● Task prompt: Give the number of lines in the data that hold the word "text", and nothing else.

Items from a dataset:
*****
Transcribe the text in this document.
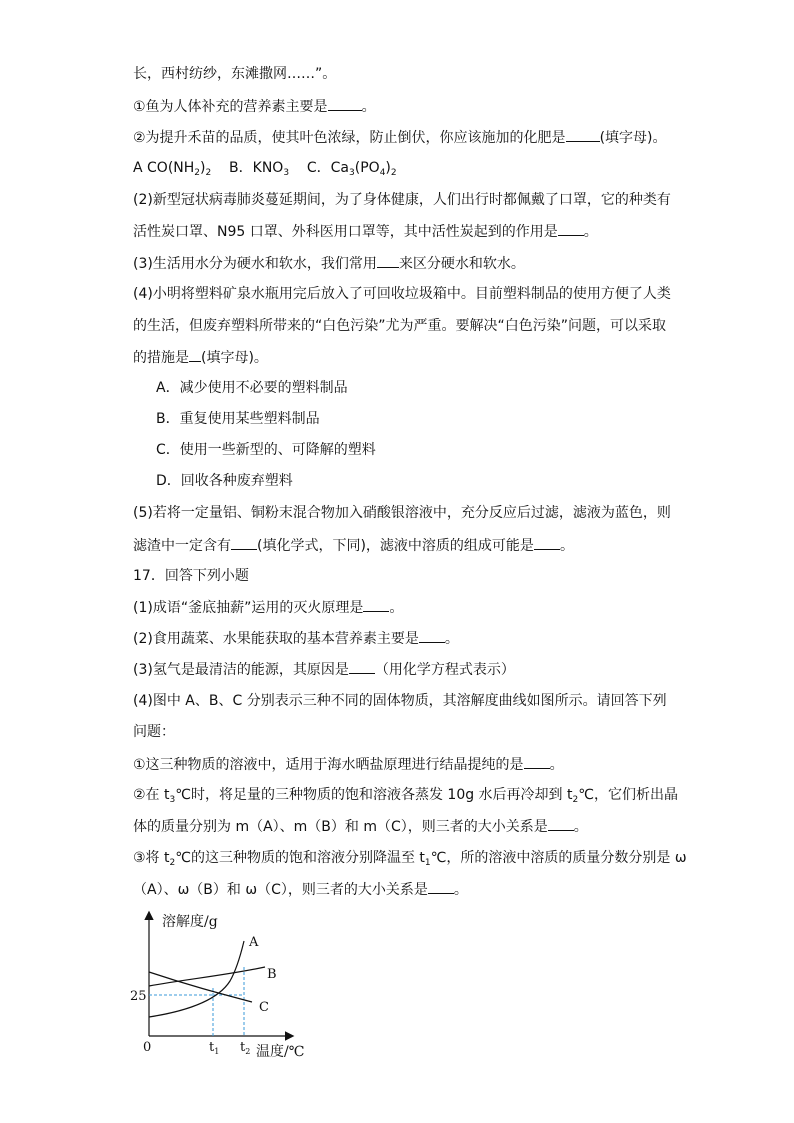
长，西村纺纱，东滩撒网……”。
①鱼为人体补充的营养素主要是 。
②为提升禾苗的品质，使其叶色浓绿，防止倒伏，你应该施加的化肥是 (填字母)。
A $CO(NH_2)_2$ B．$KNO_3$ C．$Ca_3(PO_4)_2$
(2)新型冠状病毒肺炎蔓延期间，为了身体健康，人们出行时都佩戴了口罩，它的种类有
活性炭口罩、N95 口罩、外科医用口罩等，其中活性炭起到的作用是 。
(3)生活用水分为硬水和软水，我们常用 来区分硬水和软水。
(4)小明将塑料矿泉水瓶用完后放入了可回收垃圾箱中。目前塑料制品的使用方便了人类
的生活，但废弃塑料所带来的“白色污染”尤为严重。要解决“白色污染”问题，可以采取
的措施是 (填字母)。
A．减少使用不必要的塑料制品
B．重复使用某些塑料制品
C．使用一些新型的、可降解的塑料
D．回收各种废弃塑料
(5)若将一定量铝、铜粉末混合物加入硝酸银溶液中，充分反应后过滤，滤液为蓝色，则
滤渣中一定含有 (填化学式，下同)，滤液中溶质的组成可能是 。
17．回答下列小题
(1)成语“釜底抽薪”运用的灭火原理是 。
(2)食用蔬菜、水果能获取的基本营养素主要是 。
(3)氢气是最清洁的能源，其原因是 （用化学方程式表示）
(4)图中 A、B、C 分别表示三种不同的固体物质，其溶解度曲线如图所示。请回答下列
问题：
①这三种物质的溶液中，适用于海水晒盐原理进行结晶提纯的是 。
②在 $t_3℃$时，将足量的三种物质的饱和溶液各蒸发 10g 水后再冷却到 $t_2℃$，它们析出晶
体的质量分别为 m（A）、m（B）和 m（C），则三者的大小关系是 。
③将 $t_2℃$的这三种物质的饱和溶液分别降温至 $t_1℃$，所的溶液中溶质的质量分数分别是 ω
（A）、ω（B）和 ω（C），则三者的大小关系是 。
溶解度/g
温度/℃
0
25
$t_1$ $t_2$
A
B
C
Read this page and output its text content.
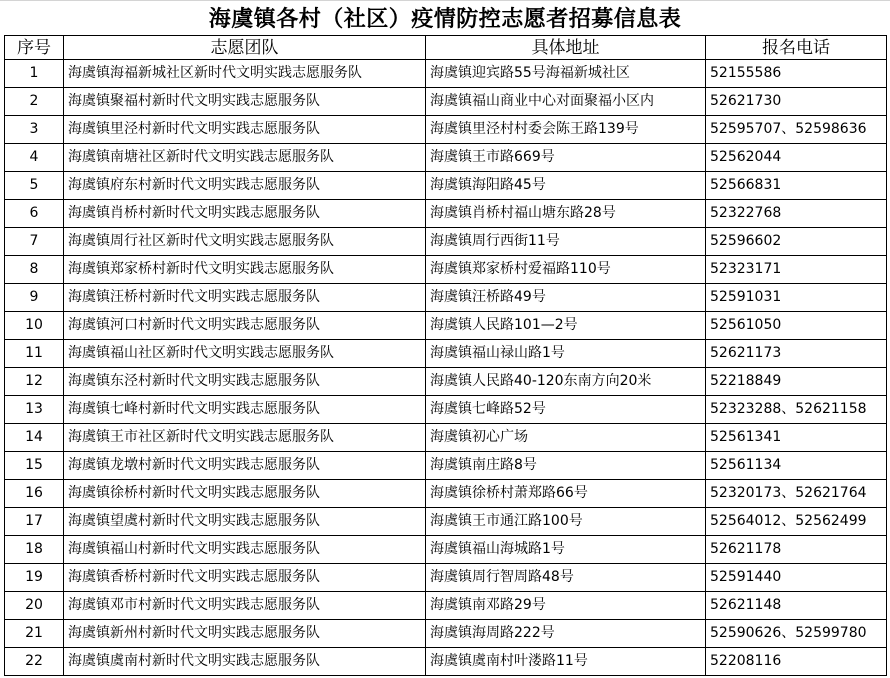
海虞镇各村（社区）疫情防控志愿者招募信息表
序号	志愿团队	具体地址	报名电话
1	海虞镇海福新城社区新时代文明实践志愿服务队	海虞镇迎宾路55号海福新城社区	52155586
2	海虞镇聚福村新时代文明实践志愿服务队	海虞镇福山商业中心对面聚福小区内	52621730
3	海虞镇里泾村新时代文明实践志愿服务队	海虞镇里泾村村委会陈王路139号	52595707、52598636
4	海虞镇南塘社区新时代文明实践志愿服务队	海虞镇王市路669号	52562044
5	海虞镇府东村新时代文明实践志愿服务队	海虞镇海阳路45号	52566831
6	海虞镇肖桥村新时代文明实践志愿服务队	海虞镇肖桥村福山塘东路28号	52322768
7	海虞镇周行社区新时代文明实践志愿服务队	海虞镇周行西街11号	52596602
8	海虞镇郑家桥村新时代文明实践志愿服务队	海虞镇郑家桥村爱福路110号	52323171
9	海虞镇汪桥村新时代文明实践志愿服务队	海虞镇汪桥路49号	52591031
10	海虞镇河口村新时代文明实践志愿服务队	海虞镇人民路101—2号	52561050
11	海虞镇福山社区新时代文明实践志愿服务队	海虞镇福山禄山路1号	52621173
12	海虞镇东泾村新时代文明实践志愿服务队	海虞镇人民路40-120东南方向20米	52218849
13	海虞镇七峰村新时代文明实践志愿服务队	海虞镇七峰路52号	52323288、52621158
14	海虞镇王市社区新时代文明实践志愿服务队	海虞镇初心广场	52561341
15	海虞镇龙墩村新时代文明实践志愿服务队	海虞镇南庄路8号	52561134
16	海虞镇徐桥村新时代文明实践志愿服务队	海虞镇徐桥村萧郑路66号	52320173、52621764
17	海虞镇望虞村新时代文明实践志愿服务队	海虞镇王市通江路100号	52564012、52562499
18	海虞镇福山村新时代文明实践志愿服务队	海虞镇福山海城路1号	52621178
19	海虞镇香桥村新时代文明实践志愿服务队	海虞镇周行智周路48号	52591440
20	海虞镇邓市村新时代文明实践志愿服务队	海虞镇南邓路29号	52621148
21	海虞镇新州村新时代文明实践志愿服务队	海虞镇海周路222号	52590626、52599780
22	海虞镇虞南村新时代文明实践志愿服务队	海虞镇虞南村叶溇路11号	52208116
*****
● Expected output: 2